** BEGIN **
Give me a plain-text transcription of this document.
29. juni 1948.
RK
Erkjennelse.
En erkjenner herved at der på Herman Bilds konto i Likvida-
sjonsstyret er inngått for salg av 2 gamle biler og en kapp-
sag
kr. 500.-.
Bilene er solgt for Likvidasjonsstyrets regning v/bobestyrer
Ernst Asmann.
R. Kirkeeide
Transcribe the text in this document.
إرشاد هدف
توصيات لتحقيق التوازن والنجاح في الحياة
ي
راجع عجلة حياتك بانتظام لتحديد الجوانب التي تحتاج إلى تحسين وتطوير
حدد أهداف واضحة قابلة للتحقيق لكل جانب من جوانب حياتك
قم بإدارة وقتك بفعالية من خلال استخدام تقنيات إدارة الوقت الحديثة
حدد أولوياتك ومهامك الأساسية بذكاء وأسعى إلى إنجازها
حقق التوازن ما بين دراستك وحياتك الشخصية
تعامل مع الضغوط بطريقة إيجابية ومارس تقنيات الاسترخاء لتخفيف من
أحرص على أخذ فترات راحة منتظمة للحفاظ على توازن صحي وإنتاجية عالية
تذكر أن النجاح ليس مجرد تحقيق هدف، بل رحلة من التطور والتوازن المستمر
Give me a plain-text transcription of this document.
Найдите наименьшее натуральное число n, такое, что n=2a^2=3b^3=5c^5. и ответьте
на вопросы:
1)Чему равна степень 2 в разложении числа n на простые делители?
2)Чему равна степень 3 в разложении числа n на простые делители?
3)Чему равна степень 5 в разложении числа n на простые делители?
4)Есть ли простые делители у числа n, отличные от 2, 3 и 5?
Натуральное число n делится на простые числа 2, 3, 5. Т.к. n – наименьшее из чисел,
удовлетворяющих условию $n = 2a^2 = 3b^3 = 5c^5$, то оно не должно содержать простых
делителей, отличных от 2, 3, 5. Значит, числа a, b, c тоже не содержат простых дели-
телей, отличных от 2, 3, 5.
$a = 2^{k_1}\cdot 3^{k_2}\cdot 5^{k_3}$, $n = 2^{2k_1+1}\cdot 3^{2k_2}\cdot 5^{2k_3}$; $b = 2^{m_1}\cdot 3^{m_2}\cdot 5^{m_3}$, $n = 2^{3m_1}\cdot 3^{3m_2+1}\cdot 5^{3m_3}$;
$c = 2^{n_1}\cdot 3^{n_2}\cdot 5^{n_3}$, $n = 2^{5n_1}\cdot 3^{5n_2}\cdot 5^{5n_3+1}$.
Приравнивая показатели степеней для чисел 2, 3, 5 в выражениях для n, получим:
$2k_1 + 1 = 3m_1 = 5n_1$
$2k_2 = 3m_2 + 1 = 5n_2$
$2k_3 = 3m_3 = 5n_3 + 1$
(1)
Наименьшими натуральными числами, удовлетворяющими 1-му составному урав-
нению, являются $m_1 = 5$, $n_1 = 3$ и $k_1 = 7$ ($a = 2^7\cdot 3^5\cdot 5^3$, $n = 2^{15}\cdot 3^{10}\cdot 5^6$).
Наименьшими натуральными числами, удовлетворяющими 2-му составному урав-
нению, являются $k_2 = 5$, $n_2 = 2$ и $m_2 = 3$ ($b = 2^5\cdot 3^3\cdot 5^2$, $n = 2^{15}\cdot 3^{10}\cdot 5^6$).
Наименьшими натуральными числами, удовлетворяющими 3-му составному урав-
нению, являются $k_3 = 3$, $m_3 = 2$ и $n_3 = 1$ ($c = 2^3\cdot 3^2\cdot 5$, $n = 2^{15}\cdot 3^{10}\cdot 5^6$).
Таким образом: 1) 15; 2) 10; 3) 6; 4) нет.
** END **
Given instruction:
Retype all the material above precisely, with no line left out.

Full answer:
Give me a plain-text transcription of this document.
29. juni 1948.
RK
Erkjennelse.
En erkjenner herved at der på Herman Bilds konto i Likvida-
sjonsstyret er inngått for salg av 2 gamle biler og en kapp-
sag
kr. 500.-.
Bilene er solgt for Likvidasjonsstyrets regning v/bobestyrer
Ernst Asmann.
R. Kirkeeide
Transcribe the text in this document.
إرشاد هدف
توصيات لتحقيق التوازن والنجاح في الحياة
ي
راجع عجلة حياتك بانتظام لتحديد الجوانب التي تحتاج إلى تحسين وتطوير
حدد أهداف واضحة قابلة للتحقيق لكل جانب من جوانب حياتك
قم بإدارة وقتك بفعالية من خلال استخدام تقنيات إدارة الوقت الحديثة
حدد أولوياتك ومهامك الأساسية بذكاء وأسعى إلى إنجازها
حقق التوازن ما بين دراستك وحياتك الشخصية
تعامل مع الضغوط بطريقة إيجابية ومارس تقنيات الاسترخاء لتخفيف من
أحرص على أخذ فترات راحة منتظمة للحفاظ على توازن صحي وإنتاجية عالية
تذكر أن النجاح ليس مجرد تحقيق هدف، بل رحلة من التطور والتوازن المستمر
Give me a plain-text transcription of this document.
Найдите наименьшее натуральное число n, такое, что n=2a^2=3b^3=5c^5. и ответьте
на вопросы:
1)Чему равна степень 2 в разложении числа n на простые делители?
2)Чему равна степень 3 в разложении числа n на простые делители?
3)Чему равна степень 5 в разложении числа n на простые делители?
4)Есть ли простые делители у числа n, отличные от 2, 3 и 5?
Натуральное число n делится на простые числа 2, 3, 5. Т.к. n – наименьшее из чисел,
удовлетворяющих условию $n = 2a^2 = 3b^3 = 5c^5$, то оно не должно содержать простых
делителей, отличных от 2, 3, 5. Значит, числа a, b, c тоже не содержат простых дели-
телей, отличных от 2, 3, 5.
$a = 2^{k_1}\cdot 3^{k_2}\cdot 5^{k_3}$, $n = 2^{2k_1+1}\cdot 3^{2k_2}\cdot 5^{2k_3}$; $b = 2^{m_1}\cdot 3^{m_2}\cdot 5^{m_3}$, $n = 2^{3m_1}\cdot 3^{3m_2+1}\cdot 5^{3m_3}$;
$c = 2^{n_1}\cdot 3^{n_2}\cdot 5^{n_3}$, $n = 2^{5n_1}\cdot 3^{5n_2}\cdot 5^{5n_3+1}$.
Приравнивая показатели степеней для чисел 2, 3, 5 в выражениях для n, получим:
$2k_1 + 1 = 3m_1 = 5n_1$
$2k_2 = 3m_2 + 1 = 5n_2$
$2k_3 = 3m_3 = 5n_3 + 1$
(1)
Наименьшими натуральными числами, удовлетворяющими 1-му составному урав-
нению, являются $m_1 = 5$, $n_1 = 3$ и $k_1 = 7$ ($a = 2^7\cdot 3^5\cdot 5^3$, $n = 2^{15}\cdot 3^{10}\cdot 5^6$).
Наименьшими натуральными числами, удовлетворяющими 2-му составному урав-
нению, являются $k_2 = 5$, $n_2 = 2$ и $m_2 = 3$ ($b = 2^5\cdot 3^3\cdot 5^2$, $n = 2^{15}\cdot 3^{10}\cdot 5^6$).
Наименьшими натуральными числами, удовлетворяющими 3-му составному урав-
нению, являются $k_3 = 3$, $m_3 = 2$ и $n_3 = 1$ ($c = 2^3\cdot 3^2\cdot 5$, $n = 2^{15}\cdot 3^{10}\cdot 5^6$).
Таким образом: 1) 15; 2) 10; 3) 6; 4) нет.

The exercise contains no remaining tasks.